PROVIDED MATERIAL:
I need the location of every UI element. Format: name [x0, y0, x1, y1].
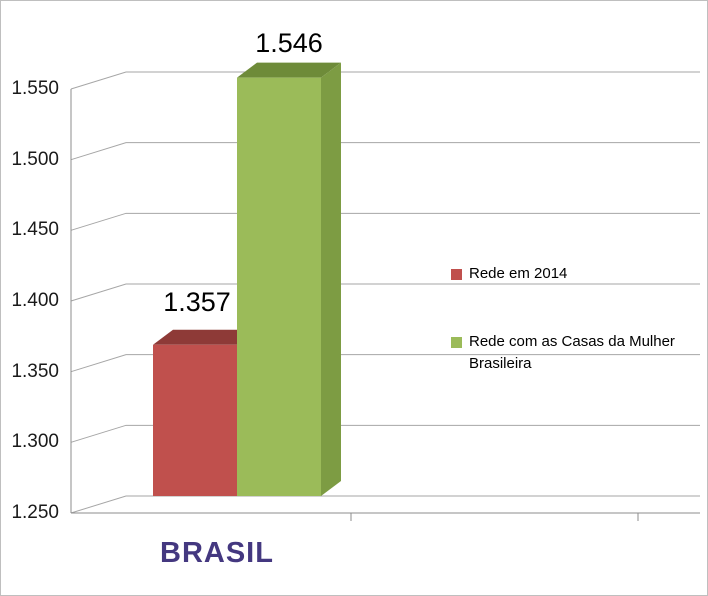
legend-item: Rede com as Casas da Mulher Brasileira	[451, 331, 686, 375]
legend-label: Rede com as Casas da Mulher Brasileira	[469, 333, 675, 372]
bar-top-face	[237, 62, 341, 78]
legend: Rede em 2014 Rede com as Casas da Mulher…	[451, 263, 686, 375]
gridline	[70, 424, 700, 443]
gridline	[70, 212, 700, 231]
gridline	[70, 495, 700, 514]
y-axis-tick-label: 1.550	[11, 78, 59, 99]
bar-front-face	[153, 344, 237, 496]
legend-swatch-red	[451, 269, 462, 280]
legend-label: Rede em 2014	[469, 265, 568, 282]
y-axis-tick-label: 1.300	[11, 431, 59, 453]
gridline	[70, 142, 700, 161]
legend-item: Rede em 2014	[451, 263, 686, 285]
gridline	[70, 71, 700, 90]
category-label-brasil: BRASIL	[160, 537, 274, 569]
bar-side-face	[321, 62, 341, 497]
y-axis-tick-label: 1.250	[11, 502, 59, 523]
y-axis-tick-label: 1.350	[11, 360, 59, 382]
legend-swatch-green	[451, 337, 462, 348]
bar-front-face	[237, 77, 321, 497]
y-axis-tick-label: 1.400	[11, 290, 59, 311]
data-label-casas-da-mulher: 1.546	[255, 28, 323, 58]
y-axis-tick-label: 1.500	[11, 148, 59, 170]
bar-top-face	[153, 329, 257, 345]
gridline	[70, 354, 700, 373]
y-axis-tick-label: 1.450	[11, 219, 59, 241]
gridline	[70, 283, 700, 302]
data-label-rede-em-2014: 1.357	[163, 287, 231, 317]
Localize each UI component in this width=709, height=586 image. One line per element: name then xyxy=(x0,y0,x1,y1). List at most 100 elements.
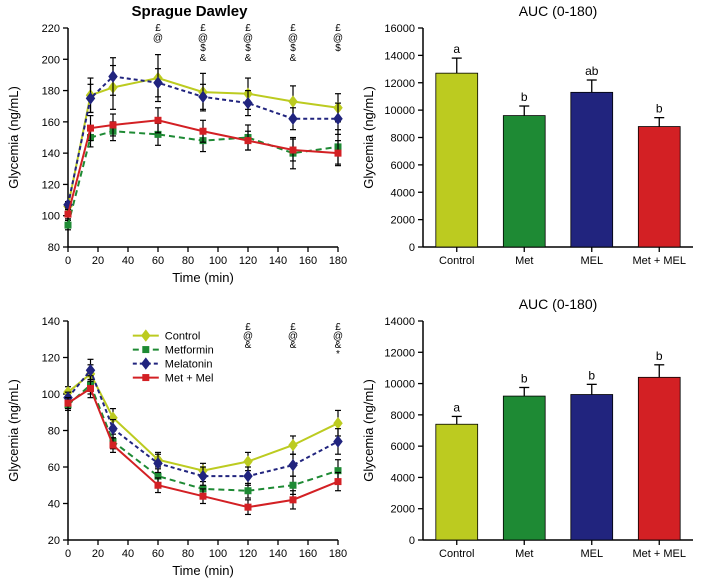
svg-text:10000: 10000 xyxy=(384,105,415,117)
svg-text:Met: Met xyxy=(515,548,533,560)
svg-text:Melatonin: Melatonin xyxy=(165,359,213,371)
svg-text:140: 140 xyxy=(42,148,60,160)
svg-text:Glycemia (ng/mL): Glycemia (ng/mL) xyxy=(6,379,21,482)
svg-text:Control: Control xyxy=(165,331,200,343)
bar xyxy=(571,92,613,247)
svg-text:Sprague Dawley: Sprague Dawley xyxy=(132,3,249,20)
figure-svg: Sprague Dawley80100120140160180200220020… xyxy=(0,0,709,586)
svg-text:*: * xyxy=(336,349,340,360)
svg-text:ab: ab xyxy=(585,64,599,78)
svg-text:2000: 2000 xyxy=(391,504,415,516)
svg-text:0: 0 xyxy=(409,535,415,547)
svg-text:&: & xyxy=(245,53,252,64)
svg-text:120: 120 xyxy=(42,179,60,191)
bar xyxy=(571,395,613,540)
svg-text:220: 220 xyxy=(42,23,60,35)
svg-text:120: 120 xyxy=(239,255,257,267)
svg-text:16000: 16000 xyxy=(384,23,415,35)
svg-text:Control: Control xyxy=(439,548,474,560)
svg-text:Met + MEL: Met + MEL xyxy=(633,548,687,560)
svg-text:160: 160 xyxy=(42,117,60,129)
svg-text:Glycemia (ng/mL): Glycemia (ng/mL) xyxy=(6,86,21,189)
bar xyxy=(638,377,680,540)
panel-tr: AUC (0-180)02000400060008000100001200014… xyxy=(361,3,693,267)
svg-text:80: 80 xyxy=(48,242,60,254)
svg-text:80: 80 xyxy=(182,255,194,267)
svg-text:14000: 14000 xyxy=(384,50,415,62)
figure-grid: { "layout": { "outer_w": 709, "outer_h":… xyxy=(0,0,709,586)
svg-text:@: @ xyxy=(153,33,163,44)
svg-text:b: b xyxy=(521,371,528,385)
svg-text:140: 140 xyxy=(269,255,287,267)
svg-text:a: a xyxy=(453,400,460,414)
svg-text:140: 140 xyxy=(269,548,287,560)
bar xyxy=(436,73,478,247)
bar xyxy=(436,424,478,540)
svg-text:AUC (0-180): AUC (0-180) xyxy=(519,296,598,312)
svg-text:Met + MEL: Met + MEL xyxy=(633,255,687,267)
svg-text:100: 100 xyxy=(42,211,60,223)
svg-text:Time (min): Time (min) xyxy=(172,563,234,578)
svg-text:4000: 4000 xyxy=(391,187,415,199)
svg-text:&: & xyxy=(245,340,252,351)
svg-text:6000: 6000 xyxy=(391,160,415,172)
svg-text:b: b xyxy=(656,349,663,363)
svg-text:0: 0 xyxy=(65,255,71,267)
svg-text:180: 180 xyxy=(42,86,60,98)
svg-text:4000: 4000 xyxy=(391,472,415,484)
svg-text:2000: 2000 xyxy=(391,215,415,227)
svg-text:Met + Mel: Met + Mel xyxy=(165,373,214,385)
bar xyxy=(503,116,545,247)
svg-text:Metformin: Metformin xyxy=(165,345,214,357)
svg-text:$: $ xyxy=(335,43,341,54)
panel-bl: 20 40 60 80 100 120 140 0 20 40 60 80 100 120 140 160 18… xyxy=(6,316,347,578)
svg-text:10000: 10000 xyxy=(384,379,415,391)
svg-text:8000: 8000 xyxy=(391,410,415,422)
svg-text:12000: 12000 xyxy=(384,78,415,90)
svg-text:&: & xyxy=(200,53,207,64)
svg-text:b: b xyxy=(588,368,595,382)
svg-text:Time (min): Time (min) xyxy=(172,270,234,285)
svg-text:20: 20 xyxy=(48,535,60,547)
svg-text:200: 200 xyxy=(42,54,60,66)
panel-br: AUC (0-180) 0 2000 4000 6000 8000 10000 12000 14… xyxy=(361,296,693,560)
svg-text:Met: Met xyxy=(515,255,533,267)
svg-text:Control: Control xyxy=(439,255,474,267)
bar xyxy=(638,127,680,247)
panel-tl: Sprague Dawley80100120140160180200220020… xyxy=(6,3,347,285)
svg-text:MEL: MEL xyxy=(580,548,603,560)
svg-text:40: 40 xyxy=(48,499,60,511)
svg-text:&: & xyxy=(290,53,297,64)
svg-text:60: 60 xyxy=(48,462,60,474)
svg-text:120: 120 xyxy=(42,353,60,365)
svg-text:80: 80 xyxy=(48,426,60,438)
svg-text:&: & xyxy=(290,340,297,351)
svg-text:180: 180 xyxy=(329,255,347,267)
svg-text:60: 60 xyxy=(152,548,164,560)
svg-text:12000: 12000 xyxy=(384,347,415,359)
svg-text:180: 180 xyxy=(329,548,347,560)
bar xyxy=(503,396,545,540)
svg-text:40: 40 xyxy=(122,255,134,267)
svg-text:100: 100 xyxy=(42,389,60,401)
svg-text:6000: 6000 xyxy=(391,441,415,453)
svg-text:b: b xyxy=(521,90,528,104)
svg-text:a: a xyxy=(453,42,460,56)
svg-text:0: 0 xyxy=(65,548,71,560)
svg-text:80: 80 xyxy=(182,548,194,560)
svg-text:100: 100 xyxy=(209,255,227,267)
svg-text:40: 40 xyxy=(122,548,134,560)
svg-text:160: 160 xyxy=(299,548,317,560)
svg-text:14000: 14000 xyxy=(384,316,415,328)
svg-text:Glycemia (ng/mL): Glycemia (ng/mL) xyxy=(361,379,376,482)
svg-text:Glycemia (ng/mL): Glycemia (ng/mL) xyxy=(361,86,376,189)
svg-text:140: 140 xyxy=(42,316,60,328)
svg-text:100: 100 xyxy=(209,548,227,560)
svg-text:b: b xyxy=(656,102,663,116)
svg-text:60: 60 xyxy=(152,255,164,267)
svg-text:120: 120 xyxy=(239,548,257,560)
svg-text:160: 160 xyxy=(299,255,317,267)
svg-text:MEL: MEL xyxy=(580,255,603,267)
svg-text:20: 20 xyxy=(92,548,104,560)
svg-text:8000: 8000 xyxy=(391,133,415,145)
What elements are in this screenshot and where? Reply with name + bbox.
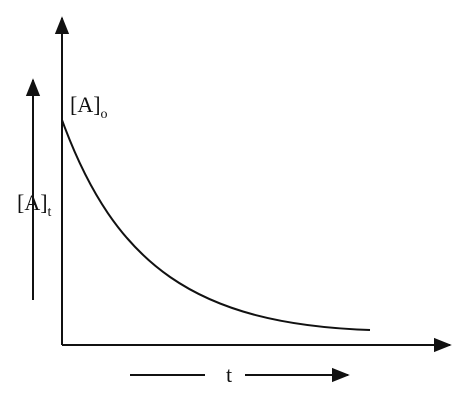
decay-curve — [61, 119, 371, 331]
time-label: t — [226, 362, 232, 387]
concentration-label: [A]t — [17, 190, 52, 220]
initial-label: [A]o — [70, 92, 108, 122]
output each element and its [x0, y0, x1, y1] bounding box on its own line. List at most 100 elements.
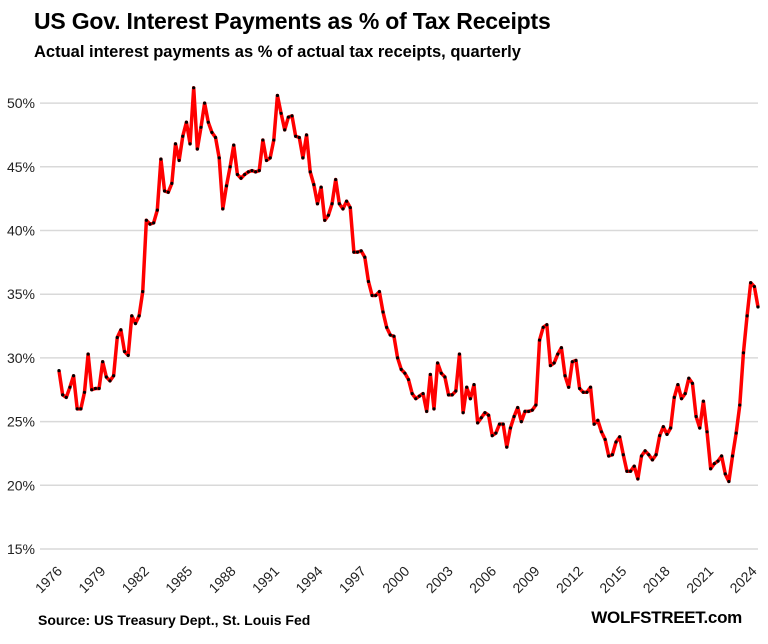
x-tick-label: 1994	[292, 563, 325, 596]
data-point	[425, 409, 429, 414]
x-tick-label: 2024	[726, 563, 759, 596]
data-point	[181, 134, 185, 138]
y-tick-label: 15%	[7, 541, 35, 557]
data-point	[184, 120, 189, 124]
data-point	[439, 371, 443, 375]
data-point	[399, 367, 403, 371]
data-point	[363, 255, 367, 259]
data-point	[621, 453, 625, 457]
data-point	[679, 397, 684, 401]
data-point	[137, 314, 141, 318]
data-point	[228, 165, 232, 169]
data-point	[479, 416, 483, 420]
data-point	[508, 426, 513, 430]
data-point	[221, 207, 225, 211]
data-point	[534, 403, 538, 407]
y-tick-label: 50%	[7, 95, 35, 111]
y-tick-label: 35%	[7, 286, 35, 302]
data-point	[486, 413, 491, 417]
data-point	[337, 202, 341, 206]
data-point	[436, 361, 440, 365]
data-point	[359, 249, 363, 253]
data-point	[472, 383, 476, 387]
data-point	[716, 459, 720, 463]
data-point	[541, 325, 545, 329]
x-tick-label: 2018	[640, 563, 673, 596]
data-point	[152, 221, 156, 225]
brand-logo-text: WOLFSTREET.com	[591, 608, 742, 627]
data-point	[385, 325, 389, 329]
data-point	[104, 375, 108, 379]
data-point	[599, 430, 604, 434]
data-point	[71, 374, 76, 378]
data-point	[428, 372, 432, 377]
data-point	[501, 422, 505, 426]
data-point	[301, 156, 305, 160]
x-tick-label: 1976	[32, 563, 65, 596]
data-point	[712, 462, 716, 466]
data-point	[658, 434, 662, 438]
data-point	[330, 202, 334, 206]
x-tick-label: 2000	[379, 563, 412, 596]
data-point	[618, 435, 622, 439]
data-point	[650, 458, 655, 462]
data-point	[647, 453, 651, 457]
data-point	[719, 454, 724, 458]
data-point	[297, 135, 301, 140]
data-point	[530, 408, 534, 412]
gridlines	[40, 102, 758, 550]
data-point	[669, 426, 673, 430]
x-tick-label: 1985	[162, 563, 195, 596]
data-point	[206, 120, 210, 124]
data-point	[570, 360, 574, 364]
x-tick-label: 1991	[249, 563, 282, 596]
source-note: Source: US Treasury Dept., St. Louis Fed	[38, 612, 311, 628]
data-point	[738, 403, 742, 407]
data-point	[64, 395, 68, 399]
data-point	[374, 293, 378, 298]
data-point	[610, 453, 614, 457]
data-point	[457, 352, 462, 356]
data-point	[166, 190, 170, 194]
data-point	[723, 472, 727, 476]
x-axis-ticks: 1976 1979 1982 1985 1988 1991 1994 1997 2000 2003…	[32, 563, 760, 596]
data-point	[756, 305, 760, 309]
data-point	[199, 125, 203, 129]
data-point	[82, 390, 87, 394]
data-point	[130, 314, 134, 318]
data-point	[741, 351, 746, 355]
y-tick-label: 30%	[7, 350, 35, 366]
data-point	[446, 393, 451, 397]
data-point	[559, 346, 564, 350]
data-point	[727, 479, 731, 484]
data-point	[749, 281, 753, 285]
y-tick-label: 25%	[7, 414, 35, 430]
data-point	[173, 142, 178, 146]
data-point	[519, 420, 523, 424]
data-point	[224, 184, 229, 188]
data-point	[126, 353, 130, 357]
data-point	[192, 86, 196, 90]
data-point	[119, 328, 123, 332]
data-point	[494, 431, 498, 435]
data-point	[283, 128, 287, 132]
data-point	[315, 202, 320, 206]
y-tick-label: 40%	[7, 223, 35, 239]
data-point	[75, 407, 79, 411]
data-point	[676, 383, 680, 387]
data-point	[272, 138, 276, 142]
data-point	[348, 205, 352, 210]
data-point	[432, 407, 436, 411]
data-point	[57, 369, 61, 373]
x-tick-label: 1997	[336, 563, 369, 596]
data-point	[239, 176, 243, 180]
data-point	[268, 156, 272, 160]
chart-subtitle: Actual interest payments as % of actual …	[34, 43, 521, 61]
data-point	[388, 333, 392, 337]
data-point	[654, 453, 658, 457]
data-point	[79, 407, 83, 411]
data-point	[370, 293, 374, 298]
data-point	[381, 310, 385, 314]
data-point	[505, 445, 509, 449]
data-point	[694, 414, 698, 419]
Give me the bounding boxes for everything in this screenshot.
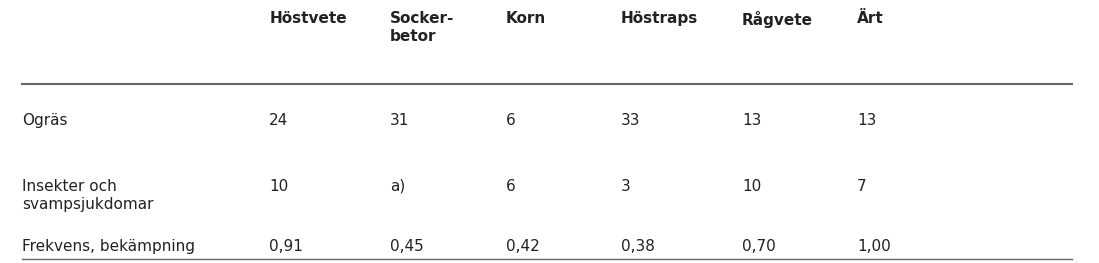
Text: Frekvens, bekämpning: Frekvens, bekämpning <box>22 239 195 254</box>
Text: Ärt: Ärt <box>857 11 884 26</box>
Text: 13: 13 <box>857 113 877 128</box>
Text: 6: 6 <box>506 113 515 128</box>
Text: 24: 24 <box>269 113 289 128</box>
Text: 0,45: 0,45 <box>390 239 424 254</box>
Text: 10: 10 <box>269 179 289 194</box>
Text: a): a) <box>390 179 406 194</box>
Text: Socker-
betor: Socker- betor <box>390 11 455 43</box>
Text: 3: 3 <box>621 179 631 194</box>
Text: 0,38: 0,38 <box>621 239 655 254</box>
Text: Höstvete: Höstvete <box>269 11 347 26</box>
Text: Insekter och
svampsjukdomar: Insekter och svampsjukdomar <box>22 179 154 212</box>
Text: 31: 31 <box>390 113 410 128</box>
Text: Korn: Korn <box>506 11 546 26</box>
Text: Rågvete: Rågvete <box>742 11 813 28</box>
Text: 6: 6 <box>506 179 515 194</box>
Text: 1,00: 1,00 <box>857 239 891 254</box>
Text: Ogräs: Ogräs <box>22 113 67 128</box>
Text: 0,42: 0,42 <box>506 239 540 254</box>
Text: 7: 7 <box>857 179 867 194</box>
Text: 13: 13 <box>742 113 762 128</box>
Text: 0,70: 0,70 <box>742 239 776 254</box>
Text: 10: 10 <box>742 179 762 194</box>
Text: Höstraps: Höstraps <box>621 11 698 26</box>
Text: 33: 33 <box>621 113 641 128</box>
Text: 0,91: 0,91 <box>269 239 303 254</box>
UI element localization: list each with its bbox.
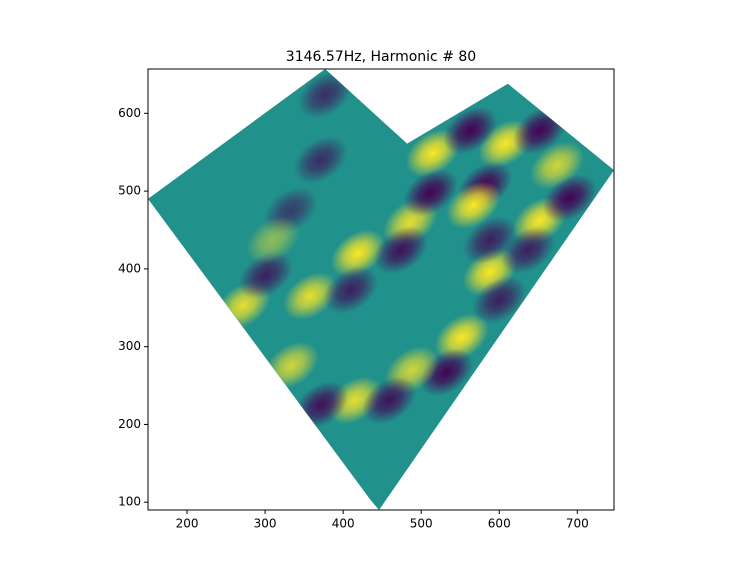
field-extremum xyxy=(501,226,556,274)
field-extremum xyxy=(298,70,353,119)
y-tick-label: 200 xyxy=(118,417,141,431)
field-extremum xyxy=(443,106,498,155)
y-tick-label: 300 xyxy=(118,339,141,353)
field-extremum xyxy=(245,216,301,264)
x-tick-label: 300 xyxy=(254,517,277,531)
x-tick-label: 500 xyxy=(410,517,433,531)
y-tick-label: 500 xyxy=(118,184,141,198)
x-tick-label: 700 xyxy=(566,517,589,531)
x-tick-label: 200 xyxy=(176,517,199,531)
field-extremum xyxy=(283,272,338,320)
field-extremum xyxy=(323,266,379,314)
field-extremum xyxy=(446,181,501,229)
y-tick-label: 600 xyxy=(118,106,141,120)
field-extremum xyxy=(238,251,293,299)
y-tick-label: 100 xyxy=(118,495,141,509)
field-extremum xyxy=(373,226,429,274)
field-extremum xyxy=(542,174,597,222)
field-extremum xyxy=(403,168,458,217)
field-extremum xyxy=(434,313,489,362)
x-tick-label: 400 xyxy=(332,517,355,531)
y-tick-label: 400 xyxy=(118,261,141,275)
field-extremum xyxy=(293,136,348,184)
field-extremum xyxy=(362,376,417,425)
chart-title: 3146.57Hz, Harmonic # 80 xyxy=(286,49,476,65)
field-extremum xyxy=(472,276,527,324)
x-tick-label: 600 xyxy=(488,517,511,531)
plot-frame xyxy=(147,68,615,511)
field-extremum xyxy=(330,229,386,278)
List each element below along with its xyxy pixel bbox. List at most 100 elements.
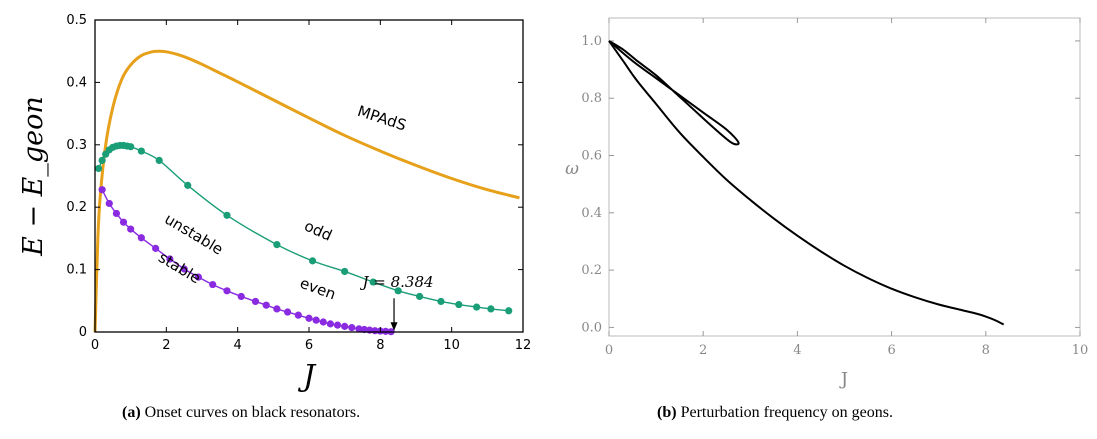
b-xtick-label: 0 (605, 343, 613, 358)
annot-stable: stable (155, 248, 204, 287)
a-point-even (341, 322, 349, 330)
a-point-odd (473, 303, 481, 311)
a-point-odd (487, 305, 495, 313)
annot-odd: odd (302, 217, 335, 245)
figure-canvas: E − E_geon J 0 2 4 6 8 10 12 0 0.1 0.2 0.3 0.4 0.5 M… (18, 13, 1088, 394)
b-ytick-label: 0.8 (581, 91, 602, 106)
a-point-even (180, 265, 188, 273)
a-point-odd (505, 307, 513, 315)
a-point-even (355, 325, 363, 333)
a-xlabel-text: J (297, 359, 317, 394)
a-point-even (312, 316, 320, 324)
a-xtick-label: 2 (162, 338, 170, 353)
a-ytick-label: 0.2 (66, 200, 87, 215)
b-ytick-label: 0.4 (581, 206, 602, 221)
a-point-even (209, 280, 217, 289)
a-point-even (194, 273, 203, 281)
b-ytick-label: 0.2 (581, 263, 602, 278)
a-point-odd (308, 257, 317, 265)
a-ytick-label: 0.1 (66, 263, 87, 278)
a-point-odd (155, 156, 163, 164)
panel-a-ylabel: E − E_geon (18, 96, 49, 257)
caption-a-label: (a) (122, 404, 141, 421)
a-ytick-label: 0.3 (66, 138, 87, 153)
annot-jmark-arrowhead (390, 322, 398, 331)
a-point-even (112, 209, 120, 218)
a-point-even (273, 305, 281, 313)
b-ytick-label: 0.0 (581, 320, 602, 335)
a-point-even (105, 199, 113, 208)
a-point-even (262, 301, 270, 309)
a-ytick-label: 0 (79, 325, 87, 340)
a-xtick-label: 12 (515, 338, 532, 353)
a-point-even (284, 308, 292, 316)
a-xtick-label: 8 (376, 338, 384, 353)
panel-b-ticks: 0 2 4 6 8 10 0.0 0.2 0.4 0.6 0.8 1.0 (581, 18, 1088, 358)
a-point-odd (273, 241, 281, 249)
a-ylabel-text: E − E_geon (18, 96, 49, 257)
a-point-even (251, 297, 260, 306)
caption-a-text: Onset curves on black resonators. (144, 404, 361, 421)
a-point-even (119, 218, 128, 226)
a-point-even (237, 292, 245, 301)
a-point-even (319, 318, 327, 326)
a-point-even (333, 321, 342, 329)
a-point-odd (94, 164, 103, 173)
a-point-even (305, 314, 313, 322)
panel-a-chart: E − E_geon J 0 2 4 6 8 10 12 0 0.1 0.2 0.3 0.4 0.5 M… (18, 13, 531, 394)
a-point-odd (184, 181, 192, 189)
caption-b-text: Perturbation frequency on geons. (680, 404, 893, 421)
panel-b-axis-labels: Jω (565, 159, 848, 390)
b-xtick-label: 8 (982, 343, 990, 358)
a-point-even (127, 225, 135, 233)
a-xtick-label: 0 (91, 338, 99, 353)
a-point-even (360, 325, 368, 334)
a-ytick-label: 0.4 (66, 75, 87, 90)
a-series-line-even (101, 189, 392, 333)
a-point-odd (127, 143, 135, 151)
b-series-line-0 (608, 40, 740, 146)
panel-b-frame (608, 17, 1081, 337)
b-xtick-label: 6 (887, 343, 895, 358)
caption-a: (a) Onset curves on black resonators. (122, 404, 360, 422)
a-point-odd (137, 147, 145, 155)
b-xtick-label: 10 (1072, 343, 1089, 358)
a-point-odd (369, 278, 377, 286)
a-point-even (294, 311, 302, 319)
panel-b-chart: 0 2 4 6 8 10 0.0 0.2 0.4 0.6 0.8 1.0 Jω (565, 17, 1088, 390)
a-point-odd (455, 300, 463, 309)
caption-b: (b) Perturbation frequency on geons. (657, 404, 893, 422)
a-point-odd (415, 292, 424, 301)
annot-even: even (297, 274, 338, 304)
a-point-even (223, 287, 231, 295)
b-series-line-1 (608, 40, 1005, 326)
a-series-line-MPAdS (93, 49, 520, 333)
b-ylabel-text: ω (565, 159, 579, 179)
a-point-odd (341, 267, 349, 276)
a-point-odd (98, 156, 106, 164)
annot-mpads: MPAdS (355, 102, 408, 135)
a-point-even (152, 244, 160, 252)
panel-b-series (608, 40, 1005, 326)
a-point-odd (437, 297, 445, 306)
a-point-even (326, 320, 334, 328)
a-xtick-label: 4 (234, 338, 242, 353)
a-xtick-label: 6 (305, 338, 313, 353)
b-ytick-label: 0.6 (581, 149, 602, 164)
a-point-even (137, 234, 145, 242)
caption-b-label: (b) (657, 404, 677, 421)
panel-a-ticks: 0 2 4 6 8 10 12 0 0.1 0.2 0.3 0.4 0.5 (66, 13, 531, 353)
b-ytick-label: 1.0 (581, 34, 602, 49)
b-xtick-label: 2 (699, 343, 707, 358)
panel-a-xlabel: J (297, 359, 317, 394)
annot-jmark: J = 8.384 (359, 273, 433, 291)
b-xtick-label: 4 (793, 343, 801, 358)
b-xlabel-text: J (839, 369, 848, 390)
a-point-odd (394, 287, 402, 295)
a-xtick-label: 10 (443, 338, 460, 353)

JOB: Express the lines from the one containing "decay-curve — [61, 119, 371, 331]" through the one containing "output each element" as a Markdown table with columns Num and Text, numbering each line and omitting blank lines.

TASK RESULT:
| Num | Text |
|---|---|
| 1 | decay-curve — [61, 119, 371, 331] |
| 2 | time-label: t — [226, 362, 232, 387] |
| 3 | concentration-label: [A]t — [17, 190, 52, 220] |
| 4 | initial-label: [A]o — [70, 92, 108, 122] |
| 5 | output each element and its [x0, y0, x1, y1] bounding box on its own line. List at most 100 elements. |